▸ TASK PROMPT: In the part of the entries that opens with the line containing "staticText: 779.48 MB xyxy=(23,55,103,77)" and closes with the line containing "Mobile UI element", replace every "Disable" with "Turn off". Rewrite only those lines, with nothing else changed.

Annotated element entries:
::::::::::

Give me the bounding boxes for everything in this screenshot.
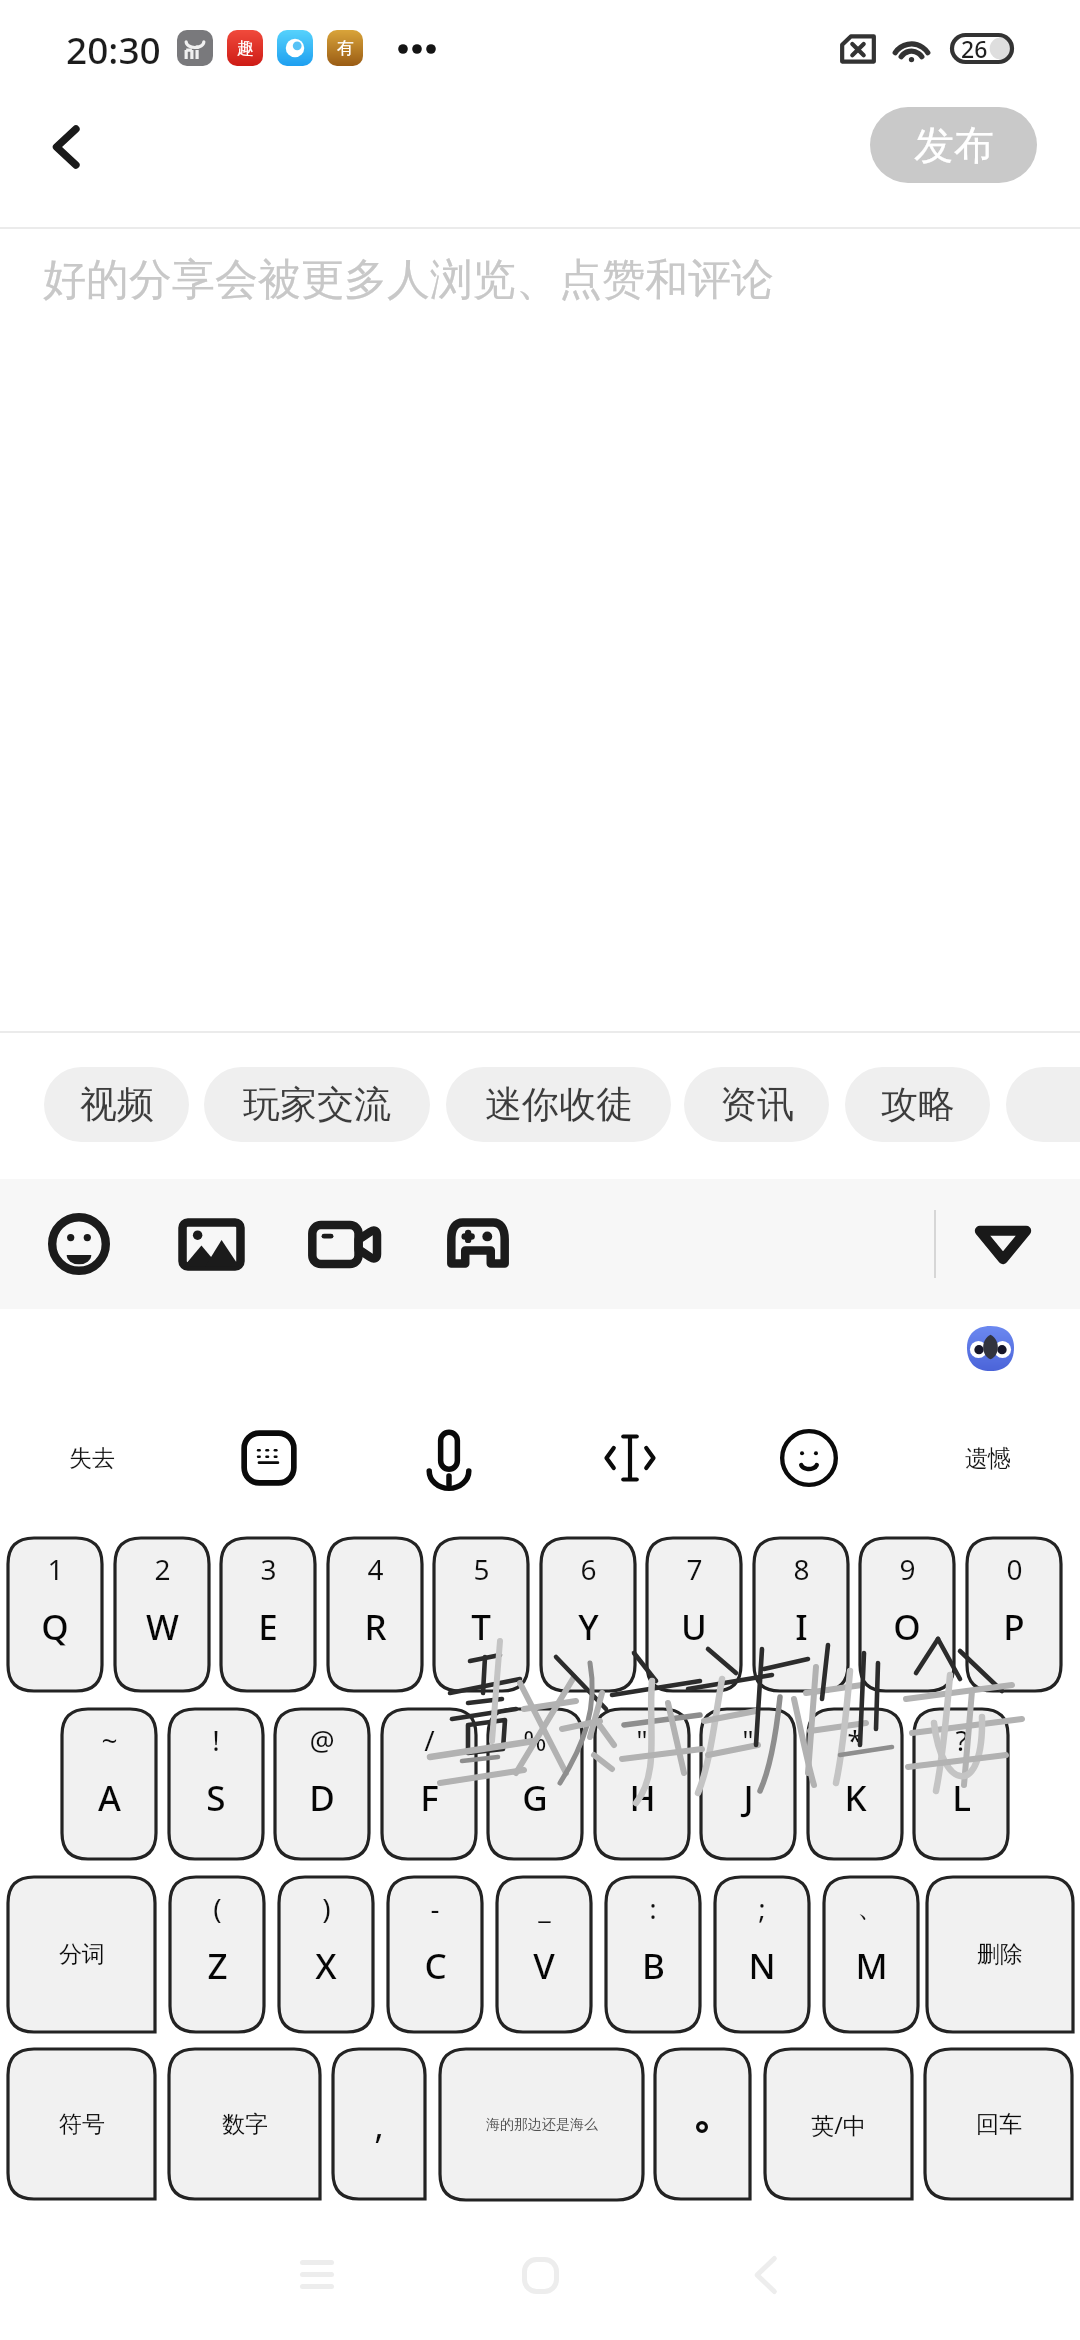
staticText: C: [424, 1942, 447, 1990]
staticText: 资讯: [720, 1081, 794, 1128]
button[interactable]: 3: [221, 1538, 315, 1691]
staticText: 0: [1006, 1550, 1023, 1588]
button[interactable]: 9: [860, 1538, 954, 1691]
staticText: 趣: [237, 38, 254, 59]
button[interactable]: 0: [967, 1538, 1061, 1691]
staticText: ~: [101, 1721, 118, 1759]
button[interactable]: 视频: [44, 1067, 189, 1142]
button[interactable]: Post text field: [0, 229, 1080, 1029]
button[interactable]: 攻略: [845, 1067, 990, 1142]
staticText: 5: [473, 1550, 490, 1588]
button[interactable]: 1: [8, 1538, 102, 1691]
staticText: 26: [961, 33, 988, 64]
button[interactable]: 4: [328, 1538, 422, 1691]
button[interactable]: ~: [62, 1709, 156, 1859]
staticText: 玩家交流: [243, 1081, 391, 1128]
button[interactable]: @: [275, 1709, 369, 1859]
button[interactable]: Back: [26, 107, 106, 187]
staticText: W: [146, 1603, 179, 1651]
staticText: J: [743, 1774, 754, 1822]
button[interactable]: 5: [434, 1538, 528, 1691]
staticText: 迷你收徒: [485, 1081, 633, 1128]
staticText: D: [309, 1774, 335, 1822]
button[interactable]: %: [488, 1709, 582, 1859]
button[interactable]: 7: [647, 1538, 741, 1691]
button[interactable]: 数字: [169, 2049, 320, 2199]
staticText: 好的分享会被更多人浏览、点赞和评论: [43, 253, 774, 307]
staticText: Q: [41, 1603, 69, 1651]
staticText: 遗憾: [965, 1444, 1011, 1473]
staticText: B: [642, 1942, 665, 1990]
button[interactable]: Video: [304, 1204, 384, 1284]
staticText: F: [420, 1774, 439, 1822]
staticText: 视频: [80, 1081, 154, 1128]
staticText: P: [1003, 1603, 1025, 1651]
button[interactable]: :: [606, 1877, 700, 2032]
staticText: _: [538, 1889, 551, 1927]
staticText: X: [315, 1942, 337, 1990]
staticText: N: [748, 1942, 776, 1990]
button[interactable]: 玩家交流: [204, 1067, 430, 1142]
button[interactable]: (: [170, 1877, 264, 2032]
button[interactable]: 英/中: [765, 2049, 912, 2199]
button[interactable]: Home: [500, 2235, 580, 2315]
button[interactable]: -: [388, 1877, 482, 2032]
button[interactable]: 2: [115, 1538, 209, 1691]
button[interactable]: 6: [541, 1538, 635, 1691]
staticText: ": [636, 1721, 648, 1759]
button[interactable]: Back: [725, 2235, 805, 2315]
button[interactable]: !: [169, 1709, 263, 1859]
button[interactable]: *: [808, 1709, 902, 1859]
staticText: V: [533, 1942, 555, 1990]
button[interactable]: [655, 2049, 750, 2199]
button[interactable]: Move cursor: [585, 1413, 675, 1503]
button[interactable]: 迷你收徒: [446, 1067, 671, 1142]
button[interactable]: ): [279, 1877, 373, 2032]
staticText: 攻略: [881, 1081, 955, 1128]
button[interactable]: 资讯: [684, 1067, 829, 1142]
button[interactable]: Image: [171, 1204, 251, 1284]
button[interactable]: ?: [914, 1709, 1008, 1859]
staticText: 20:30: [66, 24, 161, 74]
staticText: A: [98, 1774, 121, 1822]
staticText: L: [952, 1774, 971, 1822]
staticText: @: [309, 1721, 335, 1759]
staticText: 9: [899, 1550, 916, 1588]
button[interactable]: Keyboard: [224, 1413, 314, 1503]
button[interactable]: Emoticons: [764, 1413, 854, 1503]
button[interactable]: 发布: [870, 107, 1037, 183]
button[interactable]: 回车: [925, 2049, 1072, 2199]
staticText: ?: [955, 1721, 968, 1759]
staticText: E: [258, 1603, 278, 1651]
staticText: R: [364, 1603, 387, 1651]
button[interactable]: Game: [438, 1204, 518, 1284]
button[interactable]: ;: [715, 1877, 809, 2032]
button[interactable]: 删除: [927, 1877, 1073, 2032]
staticText: M: [855, 1942, 888, 1990]
button[interactable]: Collapse keyboard: [963, 1204, 1043, 1284]
button[interactable]: Recent apps: [277, 2235, 357, 2315]
staticText: 1: [47, 1550, 64, 1588]
button[interactable]: ,: [333, 2049, 425, 2199]
staticText: O: [893, 1603, 921, 1651]
button[interactable]: 符号: [8, 2049, 155, 2199]
button[interactable]: 8: [754, 1538, 848, 1691]
button[interactable]: ": [595, 1709, 689, 1859]
staticText: ;: [758, 1889, 766, 1927]
staticText: 6: [580, 1550, 597, 1588]
button[interactable]: ": [701, 1709, 795, 1859]
staticText: 数字: [222, 2110, 268, 2139]
button[interactable]: Voice input: [404, 1413, 494, 1503]
button[interactable]: _: [497, 1877, 591, 2032]
staticText: %: [523, 1721, 547, 1759]
button[interactable]: [1006, 1067, 1080, 1142]
staticText: S: [206, 1774, 226, 1822]
button[interactable]: 、: [824, 1877, 918, 2032]
staticText: ": [742, 1721, 754, 1759]
button[interactable]: /: [382, 1709, 476, 1859]
staticText: -: [430, 1889, 440, 1927]
button[interactable]: Emoji: [39, 1204, 119, 1284]
button[interactable]: 分词: [8, 1877, 155, 2032]
button[interactable]: 海的那边还是海么: [440, 2049, 643, 2200]
staticText: 、: [857, 1889, 885, 1924]
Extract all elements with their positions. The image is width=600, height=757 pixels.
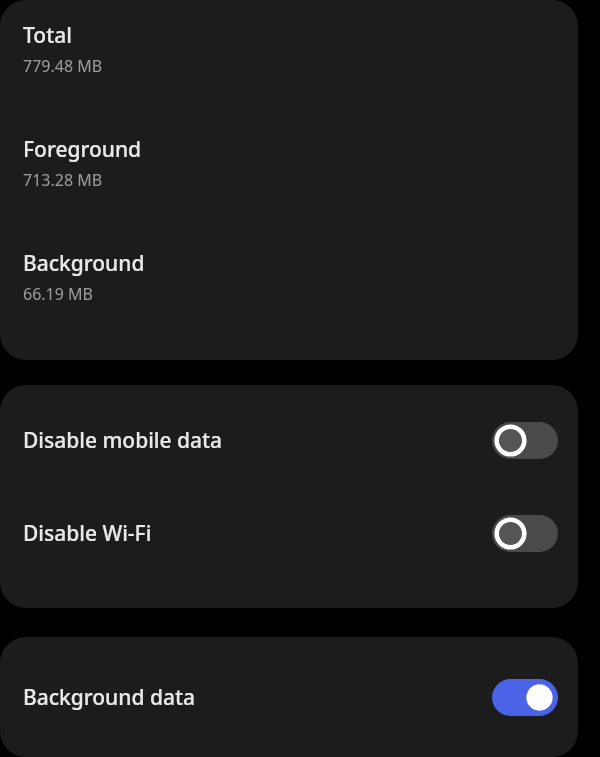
staticText: 779.48 MB xyxy=(23,55,103,77)
staticText: 713.28 MB xyxy=(23,169,103,191)
button[interactable]: Disable Wi-Fi xyxy=(492,515,558,552)
staticText: 66.19 MB xyxy=(23,283,93,305)
button[interactable]: Disable mobile data xyxy=(492,422,558,459)
staticText: Disable Wi-Fi xyxy=(23,519,492,548)
button[interactable]: Disable mobile data xyxy=(23,413,558,468)
staticText: Background xyxy=(23,249,145,278)
staticText: Foreground xyxy=(23,135,142,164)
button[interactable]: Background data xyxy=(23,670,558,725)
button[interactable]: Background data xyxy=(492,679,558,716)
staticText: Total xyxy=(23,21,72,50)
button[interactable]: Disable Wi-Fi xyxy=(23,506,558,561)
staticText: Background data xyxy=(23,683,492,712)
staticText: Disable mobile data xyxy=(23,426,492,455)
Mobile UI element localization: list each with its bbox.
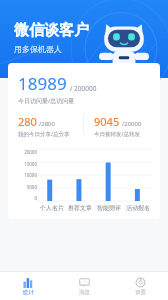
staticText: /20000 <box>122 120 142 128</box>
staticText: 收起 <box>134 124 148 133</box>
button[interactable]: 消息 <box>56 272 112 300</box>
staticText: 今日访问量/总访问量 <box>18 97 75 105</box>
button[interactable]: 统计 <box>0 272 56 300</box>
staticText: 9045 <box>94 114 120 129</box>
staticText: 用多保机器人 <box>14 44 62 54</box>
staticText: 微信谈客户 <box>14 21 89 40</box>
staticText: 消息 <box>79 289 90 296</box>
staticText: 活动报名 <box>126 204 150 212</box>
staticText: 统计 <box>23 289 34 296</box>
staticText: 我的今日分享/总分享 <box>18 130 70 138</box>
staticText: 设置 <box>135 289 146 296</box>
staticText: 10000 <box>24 172 37 178</box>
staticText: 15000 <box>24 161 37 167</box>
staticText: 页面访问柱状图 <box>10 122 80 135</box>
staticText: 个人名片 <box>40 204 64 212</box>
staticText: / 200000 <box>70 84 97 93</box>
staticText: 20000 <box>24 149 37 155</box>
staticText: /2800 <box>39 120 55 128</box>
staticText: 今日被转发/总转发 <box>94 130 141 138</box>
button[interactable]: 18989 <box>8 63 160 147</box>
staticText: 18989 <box>18 72 67 95</box>
staticText: 280 <box>18 114 37 129</box>
staticText: 推荐文章 <box>68 204 92 212</box>
button[interactable]: 设置 <box>112 272 168 300</box>
staticText: 0 <box>34 195 37 201</box>
staticText: 智能测评 <box>97 204 121 212</box>
staticText: 5000 <box>26 184 37 190</box>
button[interactable]: 收起 <box>132 122 158 135</box>
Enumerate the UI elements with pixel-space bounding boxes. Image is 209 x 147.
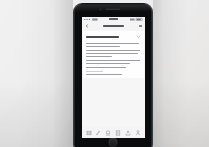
button[interactable]: Back xyxy=(82,21,91,30)
button[interactable]: Markup xyxy=(93,127,103,138)
button[interactable]: Notes xyxy=(113,127,123,138)
button[interactable]: Highlight xyxy=(103,127,113,138)
button[interactable]: More xyxy=(136,21,145,30)
button[interactable]: Library xyxy=(84,127,93,138)
button[interactable]: Info xyxy=(133,127,143,138)
button[interactable]: Share xyxy=(123,127,133,138)
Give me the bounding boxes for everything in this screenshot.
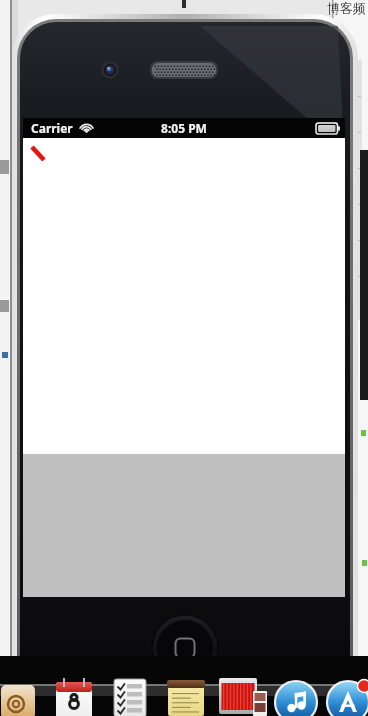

::::::::::

▸ ANSWER TO THIS EXERCISE:
staticText: 779.48 MB xyxy=(23,55,103,77)
staticText: 713.28 MB xyxy=(23,169,103,191)
button[interactable]: Turn off Wi-Fi xyxy=(492,515,558,552)
staticText: 66.19 MB xyxy=(23,283,93,305)
button[interactable]: Turn off mobile data xyxy=(492,422,558,459)
staticText: Turn off Wi-Fi xyxy=(23,519,492,548)
button[interactable]: Turn off mobile data xyxy=(23,413,558,468)
staticText: Background xyxy=(23,249,145,278)
staticText: Foreground xyxy=(23,135,142,164)
button[interactable]: Background data xyxy=(23,670,558,725)
button[interactable]: Background data xyxy=(492,679,558,716)
staticText: Total xyxy=(23,21,72,50)
button[interactable]: Turn off Wi-Fi xyxy=(23,506,558,561)
staticText: Background data xyxy=(23,683,492,712)
staticText: Turn off mobile data xyxy=(23,426,492,455)
Mobile UI element localization: list each with its bbox.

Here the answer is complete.